## DATA ENTRIES
= = = =

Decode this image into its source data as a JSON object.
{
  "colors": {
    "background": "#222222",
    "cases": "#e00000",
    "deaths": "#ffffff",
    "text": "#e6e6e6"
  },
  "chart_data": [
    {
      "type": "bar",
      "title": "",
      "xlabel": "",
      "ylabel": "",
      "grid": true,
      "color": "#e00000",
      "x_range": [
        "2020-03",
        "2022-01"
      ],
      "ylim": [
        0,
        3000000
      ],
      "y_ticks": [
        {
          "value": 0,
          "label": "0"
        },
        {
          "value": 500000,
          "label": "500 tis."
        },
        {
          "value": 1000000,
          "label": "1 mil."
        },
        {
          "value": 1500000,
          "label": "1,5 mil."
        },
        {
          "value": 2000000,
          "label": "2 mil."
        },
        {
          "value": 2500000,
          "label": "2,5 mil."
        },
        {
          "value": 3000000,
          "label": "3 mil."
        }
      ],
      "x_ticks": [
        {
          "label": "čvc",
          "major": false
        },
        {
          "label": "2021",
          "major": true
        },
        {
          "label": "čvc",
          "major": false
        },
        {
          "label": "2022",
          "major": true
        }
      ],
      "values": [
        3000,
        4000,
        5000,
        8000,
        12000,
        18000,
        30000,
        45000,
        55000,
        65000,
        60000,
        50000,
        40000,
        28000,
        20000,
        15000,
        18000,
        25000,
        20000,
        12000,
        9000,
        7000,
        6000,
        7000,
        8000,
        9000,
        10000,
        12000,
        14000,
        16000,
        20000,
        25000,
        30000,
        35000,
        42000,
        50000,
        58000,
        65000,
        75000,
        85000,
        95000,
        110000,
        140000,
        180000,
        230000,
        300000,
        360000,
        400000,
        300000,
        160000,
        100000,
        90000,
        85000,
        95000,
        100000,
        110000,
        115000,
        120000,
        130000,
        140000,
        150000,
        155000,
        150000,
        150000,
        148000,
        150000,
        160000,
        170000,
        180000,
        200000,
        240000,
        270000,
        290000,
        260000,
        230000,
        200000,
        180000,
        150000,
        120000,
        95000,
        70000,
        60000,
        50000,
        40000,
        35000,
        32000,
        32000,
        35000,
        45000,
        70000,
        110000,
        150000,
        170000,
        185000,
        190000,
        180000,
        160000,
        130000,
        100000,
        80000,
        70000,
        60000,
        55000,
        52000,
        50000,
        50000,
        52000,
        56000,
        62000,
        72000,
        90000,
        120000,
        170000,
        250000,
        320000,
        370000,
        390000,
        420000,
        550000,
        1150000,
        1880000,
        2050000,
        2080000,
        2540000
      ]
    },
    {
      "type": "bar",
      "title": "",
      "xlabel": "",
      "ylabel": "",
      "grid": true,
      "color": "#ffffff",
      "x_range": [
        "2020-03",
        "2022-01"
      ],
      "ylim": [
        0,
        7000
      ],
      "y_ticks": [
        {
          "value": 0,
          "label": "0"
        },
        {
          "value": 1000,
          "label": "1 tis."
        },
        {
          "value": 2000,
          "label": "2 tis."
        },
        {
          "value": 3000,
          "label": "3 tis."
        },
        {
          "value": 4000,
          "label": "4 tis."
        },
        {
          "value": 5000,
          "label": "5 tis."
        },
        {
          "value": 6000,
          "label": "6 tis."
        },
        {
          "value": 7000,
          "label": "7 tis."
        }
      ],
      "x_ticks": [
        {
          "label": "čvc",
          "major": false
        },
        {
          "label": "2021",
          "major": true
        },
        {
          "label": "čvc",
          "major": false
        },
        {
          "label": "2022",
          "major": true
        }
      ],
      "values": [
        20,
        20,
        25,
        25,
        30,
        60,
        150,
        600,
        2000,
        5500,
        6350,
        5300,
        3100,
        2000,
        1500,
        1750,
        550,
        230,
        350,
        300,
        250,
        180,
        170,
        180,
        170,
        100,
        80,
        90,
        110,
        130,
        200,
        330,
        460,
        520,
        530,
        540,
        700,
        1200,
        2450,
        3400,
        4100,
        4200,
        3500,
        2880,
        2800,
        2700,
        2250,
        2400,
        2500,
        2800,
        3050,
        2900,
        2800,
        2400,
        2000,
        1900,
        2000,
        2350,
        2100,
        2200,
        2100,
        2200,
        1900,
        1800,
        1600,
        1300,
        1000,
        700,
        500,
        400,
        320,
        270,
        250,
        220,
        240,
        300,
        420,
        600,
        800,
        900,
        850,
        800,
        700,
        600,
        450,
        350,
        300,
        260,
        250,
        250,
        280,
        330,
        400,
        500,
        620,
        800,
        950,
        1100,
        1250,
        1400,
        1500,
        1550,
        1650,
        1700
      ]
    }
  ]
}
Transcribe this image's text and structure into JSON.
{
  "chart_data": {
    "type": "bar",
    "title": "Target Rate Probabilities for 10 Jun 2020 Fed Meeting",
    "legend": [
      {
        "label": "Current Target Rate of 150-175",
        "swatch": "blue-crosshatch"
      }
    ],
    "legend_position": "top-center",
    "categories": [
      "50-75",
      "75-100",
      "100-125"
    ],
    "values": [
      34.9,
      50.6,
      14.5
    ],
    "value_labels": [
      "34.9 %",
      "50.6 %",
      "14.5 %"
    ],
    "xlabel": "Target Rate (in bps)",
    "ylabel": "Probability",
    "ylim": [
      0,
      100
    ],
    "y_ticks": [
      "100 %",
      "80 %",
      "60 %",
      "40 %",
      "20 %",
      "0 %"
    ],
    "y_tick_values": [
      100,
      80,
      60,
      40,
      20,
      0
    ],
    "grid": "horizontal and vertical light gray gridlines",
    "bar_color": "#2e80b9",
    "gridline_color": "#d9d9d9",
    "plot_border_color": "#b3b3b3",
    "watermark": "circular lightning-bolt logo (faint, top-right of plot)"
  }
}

= = = =

## TO DO
Repeat all entries. Match them exactly.

## RESPONSE
Decode this image into its source data as a JSON object.
{
  "colors": {
    "background": "#222222",
    "cases": "#e00000",
    "deaths": "#ffffff",
    "text": "#e6e6e6"
  },
  "chart_data": [
    {
      "type": "bar",
      "title": "",
      "xlabel": "",
      "ylabel": "",
      "grid": true,
      "color": "#e00000",
      "x_range": [
        "2020-03",
        "2022-01"
      ],
      "ylim": [
        0,
        3000000
      ],
      "y_ticks": [
        {
          "value": 0,
          "label": "0"
        },
        {
          "value": 500000,
          "label": "500 tis."
        },
        {
          "value": 1000000,
          "label": "1 mil."
        },
        {
          "value": 1500000,
          "label": "1,5 mil."
        },
        {
          "value": 2000000,
          "label": "2 mil."
        },
        {
          "value": 2500000,
          "label": "2,5 mil."
        },
        {
          "value": 3000000,
          "label": "3 mil."
        }
      ],
      "x_ticks": [
        {
          "label": "čvc",
          "major": false
        },
        {
          "label": "2021",
          "major": true
        },
        {
          "label": "čvc",
          "major": false
        },
        {
          "label": "2022",
          "major": true
        }
      ],
      "values": [
        3000,
        4000,
        5000,
        8000,
        12000,
        18000,
        30000,
        45000,
        55000,
        65000,
        60000,
        50000,
        40000,
        28000,
        20000,
        15000,
        18000,
        25000,
        20000,
        12000,
        9000,
        7000,
        6000,
        7000,
        8000,
        9000,
        10000,
        12000,
        14000,
        16000,
        20000,
        25000,
        30000,
        35000,
        42000,
        50000,
        58000,
        65000,
        75000,
        85000,
        95000,
        110000,
        140000,
        180000,
        230000,
        300000,
        360000,
        400000,
        300000,
        160000,
        100000,
        90000,
        85000,
        95000,
        100000,
        110000,
        115000,
        120000,
        130000,
        140000,
        150000,
        155000,
        150000,
        150000,
        148000,
        150000,
        160000,
        170000,
        180000,
        200000,
        240000,
        270000,
        290000,
        260000,
        230000,
        200000,
        180000,
        150000,
        120000,
        95000,
        70000,
        60000,
        50000,
        40000,
        35000,
        32000,
        32000,
        35000,
        45000,
        70000,
        110000,
        150000,
        170000,
        185000,
        190000,
        180000,
        160000,
        130000,
        100000,
        80000,
        70000,
        60000,
        55000,
        52000,
        50000,
        50000,
        52000,
        56000,
        62000,
        72000,
        90000,
        120000,
        170000,
        250000,
        320000,
        370000,
        390000,
        420000,
        550000,
        1150000,
        1880000,
        2050000,
        2080000,
        2540000
      ]
    },
    {
      "type": "bar",
      "title": "",
      "xlabel": "",
      "ylabel": "",
      "grid": true,
      "color": "#ffffff",
      "x_range": [
        "2020-03",
        "2022-01"
      ],
      "ylim": [
        0,
        7000
      ],
      "y_ticks": [
        {
          "value": 0,
          "label": "0"
        },
        {
          "value": 1000,
          "label": "1 tis."
        },
        {
          "value": 2000,
          "label": "2 tis."
        },
        {
          "value": 3000,
          "label": "3 tis."
        },
        {
          "value": 4000,
          "label": "4 tis."
        },
        {
          "value": 5000,
          "label": "5 tis."
        },
        {
          "value": 6000,
          "label": "6 tis."
        },
        {
          "value": 7000,
          "label": "7 tis."
        }
      ],
      "x_ticks": [
        {
          "label": "čvc",
          "major": false
        },
        {
          "label": "2021",
          "major": true
        },
        {
          "label": "čvc",
          "major": false
        },
        {
          "label": "2022",
          "major": true
        }
      ],
      "values": [
        20,
        20,
        25,
        25,
        30,
        60,
        150,
        600,
        2000,
        5500,
        6350,
        5300,
        3100,
        2000,
        1500,
        1750,
        550,
        230,
        350,
        300,
        250,
        180,
        170,
        180,
        170,
        100,
        80,
        90,
        110,
        130,
        200,
        330,
        460,
        520,
        530,
        540,
        700,
        1200,
        2450,
        3400,
        4100,
        4200,
        3500,
        2880,
        2800,
        2700,
        2250,
        2400,
        2500,
        2800,
        3050,
        2900,
        2800,
        2400,
        2000,
        1900,
        2000,
        2350,
        2100,
        2200,
        2100,
        2200,
        1900,
        1800,
        1600,
        1300,
        1000,
        700,
        500,
        400,
        320,
        270,
        250,
        220,
        240,
        300,
        420,
        600,
        800,
        900,
        850,
        800,
        700,
        600,
        450,
        350,
        300,
        260,
        250,
        250,
        280,
        330,
        400,
        500,
        620,
        800,
        950,
        1100,
        1250,
        1400,
        1500,
        1550,
        1650,
        1700
      ]
    }
  ]
}
Transcribe this image's text and structure into JSON.
{
  "chart_data": {
    "type": "bar",
    "title": "Target Rate Probabilities for 10 Jun 2020 Fed Meeting",
    "legend": [
      {
        "label": "Current Target Rate of 150-175",
        "swatch": "blue-crosshatch"
      }
    ],
    "legend_position": "top-center",
    "categories": [
      "50-75",
      "75-100",
      "100-125"
    ],
    "values": [
      34.9,
      50.6,
      14.5
    ],
    "value_labels": [
      "34.9 %",
      "50.6 %",
      "14.5 %"
    ],
    "xlabel": "Target Rate (in bps)",
    "ylabel": "Probability",
    "ylim": [
      0,
      100
    ],
    "y_ticks": [
      "100 %",
      "80 %",
      "60 %",
      "40 %",
      "20 %",
      "0 %"
    ],
    "y_tick_values": [
      100,
      80,
      60,
      40,
      20,
      0
    ],
    "grid": "horizontal and vertical light gray gridlines",
    "bar_color": "#2e80b9",
    "gridline_color": "#d9d9d9",
    "plot_border_color": "#b3b3b3",
    "watermark": "circular lightning-bolt logo (faint, top-right of plot)"
  }
}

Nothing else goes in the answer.